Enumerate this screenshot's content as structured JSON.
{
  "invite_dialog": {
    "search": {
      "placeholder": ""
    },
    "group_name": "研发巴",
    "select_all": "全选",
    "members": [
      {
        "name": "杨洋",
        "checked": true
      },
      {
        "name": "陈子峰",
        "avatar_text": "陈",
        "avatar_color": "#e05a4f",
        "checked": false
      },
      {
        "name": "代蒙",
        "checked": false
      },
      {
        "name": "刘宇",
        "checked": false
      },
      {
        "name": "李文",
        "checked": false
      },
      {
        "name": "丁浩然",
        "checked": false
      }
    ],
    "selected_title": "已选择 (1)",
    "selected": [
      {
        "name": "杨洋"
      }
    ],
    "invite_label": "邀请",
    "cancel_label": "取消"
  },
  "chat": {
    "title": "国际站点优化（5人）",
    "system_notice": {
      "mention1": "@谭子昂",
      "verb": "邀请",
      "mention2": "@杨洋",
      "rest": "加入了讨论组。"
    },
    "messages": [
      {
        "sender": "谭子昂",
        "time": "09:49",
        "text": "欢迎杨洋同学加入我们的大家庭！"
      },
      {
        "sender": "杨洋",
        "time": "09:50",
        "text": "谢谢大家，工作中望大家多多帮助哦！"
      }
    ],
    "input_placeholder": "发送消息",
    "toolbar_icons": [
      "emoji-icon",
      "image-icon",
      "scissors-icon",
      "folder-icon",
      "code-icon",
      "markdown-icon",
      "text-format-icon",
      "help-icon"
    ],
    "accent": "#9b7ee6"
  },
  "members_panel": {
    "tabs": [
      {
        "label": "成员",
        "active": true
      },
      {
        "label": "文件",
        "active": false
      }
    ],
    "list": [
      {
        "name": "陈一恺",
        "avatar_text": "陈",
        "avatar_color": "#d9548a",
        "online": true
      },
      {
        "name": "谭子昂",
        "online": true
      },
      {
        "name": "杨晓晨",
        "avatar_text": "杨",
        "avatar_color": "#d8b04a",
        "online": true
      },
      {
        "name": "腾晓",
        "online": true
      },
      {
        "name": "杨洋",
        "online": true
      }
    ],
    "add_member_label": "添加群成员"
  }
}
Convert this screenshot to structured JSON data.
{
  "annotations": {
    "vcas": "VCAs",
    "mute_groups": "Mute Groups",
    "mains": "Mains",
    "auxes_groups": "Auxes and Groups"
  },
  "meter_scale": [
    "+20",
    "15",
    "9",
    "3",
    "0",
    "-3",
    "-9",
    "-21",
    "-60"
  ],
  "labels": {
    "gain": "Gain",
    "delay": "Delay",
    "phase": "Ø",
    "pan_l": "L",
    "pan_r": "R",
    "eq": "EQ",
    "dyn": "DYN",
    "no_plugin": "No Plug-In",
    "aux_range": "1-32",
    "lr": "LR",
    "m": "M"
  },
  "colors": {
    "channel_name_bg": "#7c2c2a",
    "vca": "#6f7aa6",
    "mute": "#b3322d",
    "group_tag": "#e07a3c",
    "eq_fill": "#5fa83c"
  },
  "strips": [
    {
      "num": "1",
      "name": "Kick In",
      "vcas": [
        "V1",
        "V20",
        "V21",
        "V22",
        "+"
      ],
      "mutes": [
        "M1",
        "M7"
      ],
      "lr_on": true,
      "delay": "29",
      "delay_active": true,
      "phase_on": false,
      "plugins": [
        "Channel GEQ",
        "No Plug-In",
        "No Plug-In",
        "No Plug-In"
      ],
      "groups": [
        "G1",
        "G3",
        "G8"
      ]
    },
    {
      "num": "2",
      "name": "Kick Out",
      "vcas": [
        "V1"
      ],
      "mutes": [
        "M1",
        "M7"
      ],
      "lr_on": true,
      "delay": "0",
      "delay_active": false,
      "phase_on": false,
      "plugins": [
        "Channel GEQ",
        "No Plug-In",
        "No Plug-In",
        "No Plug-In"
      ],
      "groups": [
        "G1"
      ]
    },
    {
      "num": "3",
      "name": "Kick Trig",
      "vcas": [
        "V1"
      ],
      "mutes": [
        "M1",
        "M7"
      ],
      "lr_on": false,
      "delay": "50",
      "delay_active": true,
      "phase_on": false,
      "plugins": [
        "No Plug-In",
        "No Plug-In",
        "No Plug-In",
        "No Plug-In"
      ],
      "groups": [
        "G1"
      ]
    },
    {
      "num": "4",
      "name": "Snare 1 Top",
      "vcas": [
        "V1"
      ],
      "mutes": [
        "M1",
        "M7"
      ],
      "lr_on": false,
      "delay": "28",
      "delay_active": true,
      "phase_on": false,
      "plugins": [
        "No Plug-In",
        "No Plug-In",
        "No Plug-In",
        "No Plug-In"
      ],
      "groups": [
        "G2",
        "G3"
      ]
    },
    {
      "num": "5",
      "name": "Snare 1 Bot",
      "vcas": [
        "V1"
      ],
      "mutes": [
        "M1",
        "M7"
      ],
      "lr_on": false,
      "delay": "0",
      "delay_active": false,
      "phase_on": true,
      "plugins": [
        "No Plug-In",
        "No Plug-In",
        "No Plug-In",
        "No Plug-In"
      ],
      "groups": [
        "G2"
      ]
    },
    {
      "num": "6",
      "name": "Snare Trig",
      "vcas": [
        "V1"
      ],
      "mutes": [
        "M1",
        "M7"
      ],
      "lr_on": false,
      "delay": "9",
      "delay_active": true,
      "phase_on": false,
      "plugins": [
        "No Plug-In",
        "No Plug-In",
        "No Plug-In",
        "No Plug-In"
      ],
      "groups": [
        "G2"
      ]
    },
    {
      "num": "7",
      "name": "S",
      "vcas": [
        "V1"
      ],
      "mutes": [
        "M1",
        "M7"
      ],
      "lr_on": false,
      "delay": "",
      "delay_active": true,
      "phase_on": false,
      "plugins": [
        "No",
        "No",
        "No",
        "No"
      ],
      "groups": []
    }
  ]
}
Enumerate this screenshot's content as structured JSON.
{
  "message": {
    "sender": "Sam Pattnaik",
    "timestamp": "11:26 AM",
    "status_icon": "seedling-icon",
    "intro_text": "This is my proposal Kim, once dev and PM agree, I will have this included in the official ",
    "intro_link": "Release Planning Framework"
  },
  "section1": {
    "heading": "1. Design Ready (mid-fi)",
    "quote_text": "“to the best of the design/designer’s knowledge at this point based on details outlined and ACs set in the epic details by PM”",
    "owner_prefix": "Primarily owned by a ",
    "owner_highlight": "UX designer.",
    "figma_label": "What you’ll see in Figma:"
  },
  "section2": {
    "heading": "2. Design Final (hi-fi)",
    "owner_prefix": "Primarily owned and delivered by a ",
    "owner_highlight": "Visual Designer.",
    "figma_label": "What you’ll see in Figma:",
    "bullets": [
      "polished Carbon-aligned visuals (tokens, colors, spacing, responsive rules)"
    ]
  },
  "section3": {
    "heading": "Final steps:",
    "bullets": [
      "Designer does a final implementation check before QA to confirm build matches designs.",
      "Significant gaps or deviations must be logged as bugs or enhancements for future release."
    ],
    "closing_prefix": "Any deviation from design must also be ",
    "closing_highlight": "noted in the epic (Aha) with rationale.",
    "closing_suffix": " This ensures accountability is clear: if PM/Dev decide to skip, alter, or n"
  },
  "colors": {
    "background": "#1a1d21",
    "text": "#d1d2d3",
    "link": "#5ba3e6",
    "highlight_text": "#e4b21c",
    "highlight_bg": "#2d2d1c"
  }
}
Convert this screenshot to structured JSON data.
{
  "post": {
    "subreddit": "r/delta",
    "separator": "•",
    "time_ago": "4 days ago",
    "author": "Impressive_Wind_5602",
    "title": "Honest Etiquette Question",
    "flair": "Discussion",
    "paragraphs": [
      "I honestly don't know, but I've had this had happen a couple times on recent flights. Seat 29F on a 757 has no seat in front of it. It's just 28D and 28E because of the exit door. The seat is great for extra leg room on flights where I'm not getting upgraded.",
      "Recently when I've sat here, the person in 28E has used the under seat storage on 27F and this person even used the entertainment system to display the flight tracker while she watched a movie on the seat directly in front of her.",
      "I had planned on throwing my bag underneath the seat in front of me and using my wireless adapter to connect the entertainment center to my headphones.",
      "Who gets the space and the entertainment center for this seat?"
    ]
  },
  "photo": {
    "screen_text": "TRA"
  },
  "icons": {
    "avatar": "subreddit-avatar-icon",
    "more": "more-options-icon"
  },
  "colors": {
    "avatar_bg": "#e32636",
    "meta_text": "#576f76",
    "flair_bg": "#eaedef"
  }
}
_ _ _ _ _
» WHAT IS ASKED: Say how many lines in this listing hold the string "front", giving the count and nothing more.

» WRITTEN RESPONSE: 3